GIVEN INSTRUCTION -> Copy out each line of the material in which the word "title" appears.

RECORDS PROVIDED ->
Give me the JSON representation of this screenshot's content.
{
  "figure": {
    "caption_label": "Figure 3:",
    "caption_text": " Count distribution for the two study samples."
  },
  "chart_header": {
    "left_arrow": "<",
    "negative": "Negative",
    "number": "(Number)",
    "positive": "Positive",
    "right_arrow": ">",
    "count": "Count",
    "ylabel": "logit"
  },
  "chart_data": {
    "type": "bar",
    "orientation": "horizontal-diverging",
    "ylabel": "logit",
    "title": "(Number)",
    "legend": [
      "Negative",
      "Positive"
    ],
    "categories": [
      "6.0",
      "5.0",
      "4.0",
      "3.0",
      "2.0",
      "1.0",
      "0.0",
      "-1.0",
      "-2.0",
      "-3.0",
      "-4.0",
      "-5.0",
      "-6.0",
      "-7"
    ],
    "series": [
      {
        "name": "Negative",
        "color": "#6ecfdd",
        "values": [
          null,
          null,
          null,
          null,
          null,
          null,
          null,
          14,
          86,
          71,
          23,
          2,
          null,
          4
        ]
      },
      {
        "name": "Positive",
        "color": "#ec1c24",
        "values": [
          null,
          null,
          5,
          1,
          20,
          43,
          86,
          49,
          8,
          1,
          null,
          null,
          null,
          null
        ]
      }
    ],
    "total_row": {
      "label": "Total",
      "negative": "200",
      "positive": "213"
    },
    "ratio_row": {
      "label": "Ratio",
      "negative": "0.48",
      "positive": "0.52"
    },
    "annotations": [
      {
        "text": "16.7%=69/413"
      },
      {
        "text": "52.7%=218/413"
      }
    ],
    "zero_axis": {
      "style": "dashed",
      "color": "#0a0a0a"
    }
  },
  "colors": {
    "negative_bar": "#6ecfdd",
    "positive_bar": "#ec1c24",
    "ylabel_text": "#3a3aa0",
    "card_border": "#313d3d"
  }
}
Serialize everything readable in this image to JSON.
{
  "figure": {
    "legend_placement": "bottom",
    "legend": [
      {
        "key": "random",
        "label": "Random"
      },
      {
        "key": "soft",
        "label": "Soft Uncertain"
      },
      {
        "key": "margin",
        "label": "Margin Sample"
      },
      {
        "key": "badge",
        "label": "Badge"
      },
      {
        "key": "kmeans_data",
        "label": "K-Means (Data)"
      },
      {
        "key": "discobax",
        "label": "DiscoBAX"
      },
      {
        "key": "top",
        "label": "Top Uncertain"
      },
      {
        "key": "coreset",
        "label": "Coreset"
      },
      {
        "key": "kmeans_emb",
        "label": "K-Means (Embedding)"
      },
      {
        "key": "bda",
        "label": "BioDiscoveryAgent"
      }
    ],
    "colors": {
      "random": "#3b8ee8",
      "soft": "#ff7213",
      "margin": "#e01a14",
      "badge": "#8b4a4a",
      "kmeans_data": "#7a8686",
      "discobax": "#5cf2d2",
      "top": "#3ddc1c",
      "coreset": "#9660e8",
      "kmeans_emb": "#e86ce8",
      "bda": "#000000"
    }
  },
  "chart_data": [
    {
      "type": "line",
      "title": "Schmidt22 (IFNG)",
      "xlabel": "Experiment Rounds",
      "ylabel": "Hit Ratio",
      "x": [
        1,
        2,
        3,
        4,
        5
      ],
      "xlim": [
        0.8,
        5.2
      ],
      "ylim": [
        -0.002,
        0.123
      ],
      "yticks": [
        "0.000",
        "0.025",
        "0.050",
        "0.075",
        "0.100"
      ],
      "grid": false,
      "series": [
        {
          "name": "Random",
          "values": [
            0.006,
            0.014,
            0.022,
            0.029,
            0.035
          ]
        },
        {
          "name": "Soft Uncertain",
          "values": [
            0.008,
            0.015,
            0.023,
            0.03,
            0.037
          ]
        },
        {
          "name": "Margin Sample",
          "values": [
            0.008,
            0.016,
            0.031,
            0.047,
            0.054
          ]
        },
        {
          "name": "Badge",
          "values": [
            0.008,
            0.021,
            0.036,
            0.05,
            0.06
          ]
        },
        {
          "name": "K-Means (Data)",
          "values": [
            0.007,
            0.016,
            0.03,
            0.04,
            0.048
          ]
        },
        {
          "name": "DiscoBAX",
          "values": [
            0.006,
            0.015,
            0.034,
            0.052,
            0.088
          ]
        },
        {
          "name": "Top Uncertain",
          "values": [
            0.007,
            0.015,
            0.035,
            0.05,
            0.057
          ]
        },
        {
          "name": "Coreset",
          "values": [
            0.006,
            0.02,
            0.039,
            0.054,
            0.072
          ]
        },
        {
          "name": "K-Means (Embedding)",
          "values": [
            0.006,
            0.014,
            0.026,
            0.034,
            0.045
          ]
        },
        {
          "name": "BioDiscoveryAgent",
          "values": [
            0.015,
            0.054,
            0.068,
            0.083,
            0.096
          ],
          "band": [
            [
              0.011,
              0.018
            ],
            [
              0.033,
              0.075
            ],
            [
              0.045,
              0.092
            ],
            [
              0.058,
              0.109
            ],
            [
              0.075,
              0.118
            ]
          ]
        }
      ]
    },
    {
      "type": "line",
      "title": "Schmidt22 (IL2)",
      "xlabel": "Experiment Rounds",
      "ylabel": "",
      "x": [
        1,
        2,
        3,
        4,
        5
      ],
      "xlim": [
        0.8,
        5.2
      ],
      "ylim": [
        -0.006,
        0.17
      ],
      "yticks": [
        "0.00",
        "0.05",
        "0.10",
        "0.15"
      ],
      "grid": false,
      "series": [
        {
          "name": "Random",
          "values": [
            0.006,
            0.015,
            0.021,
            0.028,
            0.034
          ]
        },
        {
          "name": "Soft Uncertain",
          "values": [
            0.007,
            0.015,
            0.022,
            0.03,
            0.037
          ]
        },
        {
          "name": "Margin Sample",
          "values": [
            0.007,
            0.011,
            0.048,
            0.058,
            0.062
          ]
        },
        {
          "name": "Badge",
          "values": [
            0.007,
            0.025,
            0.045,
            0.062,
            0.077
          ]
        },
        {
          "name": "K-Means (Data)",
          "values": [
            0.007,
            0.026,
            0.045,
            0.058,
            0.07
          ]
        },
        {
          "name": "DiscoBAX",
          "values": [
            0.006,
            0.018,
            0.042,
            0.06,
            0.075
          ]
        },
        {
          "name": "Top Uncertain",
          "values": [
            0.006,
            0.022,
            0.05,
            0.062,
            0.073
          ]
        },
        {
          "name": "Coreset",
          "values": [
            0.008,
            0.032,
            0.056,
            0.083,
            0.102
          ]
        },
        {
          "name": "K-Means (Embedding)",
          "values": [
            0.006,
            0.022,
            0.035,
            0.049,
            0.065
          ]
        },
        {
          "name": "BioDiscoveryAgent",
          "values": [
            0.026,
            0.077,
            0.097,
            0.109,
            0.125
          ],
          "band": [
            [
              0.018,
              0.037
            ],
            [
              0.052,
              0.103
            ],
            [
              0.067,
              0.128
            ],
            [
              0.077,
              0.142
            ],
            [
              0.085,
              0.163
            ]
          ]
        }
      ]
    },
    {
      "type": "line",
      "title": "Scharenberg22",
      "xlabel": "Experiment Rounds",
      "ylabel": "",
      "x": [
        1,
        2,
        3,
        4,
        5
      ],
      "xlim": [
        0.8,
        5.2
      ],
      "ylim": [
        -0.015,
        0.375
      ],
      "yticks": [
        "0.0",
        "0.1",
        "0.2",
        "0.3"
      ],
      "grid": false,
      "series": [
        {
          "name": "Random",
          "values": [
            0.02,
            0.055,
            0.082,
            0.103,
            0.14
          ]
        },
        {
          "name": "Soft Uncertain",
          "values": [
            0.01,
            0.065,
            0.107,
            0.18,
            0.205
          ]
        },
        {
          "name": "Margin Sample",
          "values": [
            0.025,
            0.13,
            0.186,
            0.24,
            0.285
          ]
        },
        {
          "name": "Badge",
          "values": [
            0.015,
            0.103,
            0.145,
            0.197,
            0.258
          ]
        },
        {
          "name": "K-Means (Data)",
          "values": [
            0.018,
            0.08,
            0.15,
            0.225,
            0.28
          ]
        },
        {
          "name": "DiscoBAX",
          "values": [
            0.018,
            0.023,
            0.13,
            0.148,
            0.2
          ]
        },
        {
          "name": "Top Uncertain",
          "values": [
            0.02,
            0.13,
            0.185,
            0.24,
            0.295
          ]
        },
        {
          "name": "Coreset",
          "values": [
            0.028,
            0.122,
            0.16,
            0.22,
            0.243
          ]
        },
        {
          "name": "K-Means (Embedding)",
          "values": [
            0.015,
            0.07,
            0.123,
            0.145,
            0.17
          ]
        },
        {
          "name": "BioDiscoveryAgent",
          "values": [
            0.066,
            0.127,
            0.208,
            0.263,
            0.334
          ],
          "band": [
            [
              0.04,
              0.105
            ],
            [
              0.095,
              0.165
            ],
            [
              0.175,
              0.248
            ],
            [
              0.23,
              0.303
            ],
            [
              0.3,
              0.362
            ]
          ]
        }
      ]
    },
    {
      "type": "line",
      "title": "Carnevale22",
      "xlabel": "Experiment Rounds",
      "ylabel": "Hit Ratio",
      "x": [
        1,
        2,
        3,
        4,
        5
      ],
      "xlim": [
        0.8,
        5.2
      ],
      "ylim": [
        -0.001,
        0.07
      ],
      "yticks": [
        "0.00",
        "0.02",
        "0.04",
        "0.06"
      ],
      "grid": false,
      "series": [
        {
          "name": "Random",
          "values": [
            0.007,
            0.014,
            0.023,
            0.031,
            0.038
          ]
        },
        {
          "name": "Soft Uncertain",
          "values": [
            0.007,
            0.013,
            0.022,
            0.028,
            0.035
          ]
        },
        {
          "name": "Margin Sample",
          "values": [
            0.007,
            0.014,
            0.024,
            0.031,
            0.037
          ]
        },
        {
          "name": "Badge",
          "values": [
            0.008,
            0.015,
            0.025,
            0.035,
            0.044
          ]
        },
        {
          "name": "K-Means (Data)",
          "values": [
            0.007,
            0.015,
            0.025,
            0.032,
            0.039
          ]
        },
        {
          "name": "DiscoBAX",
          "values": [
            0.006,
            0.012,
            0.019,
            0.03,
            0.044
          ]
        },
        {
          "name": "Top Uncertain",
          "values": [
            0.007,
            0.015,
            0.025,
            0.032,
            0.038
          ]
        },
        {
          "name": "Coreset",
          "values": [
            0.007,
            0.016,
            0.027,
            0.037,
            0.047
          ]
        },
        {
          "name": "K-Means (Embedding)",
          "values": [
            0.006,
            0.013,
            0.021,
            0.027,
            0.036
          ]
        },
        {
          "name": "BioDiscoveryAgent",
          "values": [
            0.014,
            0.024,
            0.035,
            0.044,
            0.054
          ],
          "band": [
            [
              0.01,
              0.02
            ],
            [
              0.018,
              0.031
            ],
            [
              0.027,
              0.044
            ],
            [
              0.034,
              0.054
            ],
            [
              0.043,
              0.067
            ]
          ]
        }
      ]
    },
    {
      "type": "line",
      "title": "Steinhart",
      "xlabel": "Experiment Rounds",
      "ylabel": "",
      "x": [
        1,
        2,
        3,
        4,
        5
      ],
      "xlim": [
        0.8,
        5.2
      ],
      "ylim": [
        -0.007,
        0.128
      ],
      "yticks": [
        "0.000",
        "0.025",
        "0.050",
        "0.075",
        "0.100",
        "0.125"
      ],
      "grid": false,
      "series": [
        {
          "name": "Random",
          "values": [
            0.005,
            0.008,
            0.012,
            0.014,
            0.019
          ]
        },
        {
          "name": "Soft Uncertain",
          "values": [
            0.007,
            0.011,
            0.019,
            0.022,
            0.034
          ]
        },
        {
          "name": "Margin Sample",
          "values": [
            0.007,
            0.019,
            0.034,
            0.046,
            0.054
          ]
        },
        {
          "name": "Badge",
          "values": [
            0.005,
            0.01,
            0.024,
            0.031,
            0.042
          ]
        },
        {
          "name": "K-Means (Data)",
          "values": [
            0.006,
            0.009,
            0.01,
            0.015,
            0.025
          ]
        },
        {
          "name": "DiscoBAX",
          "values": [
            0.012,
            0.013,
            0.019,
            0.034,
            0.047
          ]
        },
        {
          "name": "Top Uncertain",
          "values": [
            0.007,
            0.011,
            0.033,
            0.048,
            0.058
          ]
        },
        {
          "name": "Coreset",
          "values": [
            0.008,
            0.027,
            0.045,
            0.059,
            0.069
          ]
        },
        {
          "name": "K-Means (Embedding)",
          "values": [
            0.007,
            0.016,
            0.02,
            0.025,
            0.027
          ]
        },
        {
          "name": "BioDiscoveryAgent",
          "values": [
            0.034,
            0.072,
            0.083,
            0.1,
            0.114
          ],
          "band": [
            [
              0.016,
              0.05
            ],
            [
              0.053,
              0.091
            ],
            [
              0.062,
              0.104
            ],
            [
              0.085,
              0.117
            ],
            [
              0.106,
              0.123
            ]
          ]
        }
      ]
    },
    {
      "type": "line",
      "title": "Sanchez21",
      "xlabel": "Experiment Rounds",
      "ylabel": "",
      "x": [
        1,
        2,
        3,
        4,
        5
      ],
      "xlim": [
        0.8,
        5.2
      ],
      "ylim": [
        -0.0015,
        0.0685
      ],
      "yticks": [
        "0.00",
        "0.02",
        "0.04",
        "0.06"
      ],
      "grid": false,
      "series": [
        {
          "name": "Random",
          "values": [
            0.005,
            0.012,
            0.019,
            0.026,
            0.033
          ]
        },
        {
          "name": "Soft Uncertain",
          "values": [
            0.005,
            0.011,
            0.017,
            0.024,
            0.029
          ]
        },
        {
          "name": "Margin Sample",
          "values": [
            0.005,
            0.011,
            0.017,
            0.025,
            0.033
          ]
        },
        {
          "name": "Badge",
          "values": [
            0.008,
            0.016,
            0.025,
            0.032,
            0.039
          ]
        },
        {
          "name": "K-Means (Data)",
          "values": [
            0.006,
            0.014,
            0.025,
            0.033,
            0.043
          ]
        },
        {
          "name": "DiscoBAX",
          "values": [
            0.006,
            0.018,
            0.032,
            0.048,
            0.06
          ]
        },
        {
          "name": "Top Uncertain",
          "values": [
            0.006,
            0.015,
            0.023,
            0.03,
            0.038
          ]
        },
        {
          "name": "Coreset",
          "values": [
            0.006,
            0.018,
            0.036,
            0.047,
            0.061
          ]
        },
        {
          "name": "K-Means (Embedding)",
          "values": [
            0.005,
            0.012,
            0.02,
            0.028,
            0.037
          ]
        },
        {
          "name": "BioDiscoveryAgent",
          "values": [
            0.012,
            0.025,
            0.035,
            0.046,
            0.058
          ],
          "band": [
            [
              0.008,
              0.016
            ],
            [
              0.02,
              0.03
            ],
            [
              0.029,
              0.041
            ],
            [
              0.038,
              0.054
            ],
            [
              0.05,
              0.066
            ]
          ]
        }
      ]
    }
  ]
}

EXERCISE SOLUTION ->
    "title": "(Number)",
      "title": "Schmidt22 (IFNG)",
      "title": "Schmidt22 (IL2)",
      "title": "Scharenberg22",
      "title": "Carnevale22",
      "title": "Steinhart",
      "title": "Sanchez21",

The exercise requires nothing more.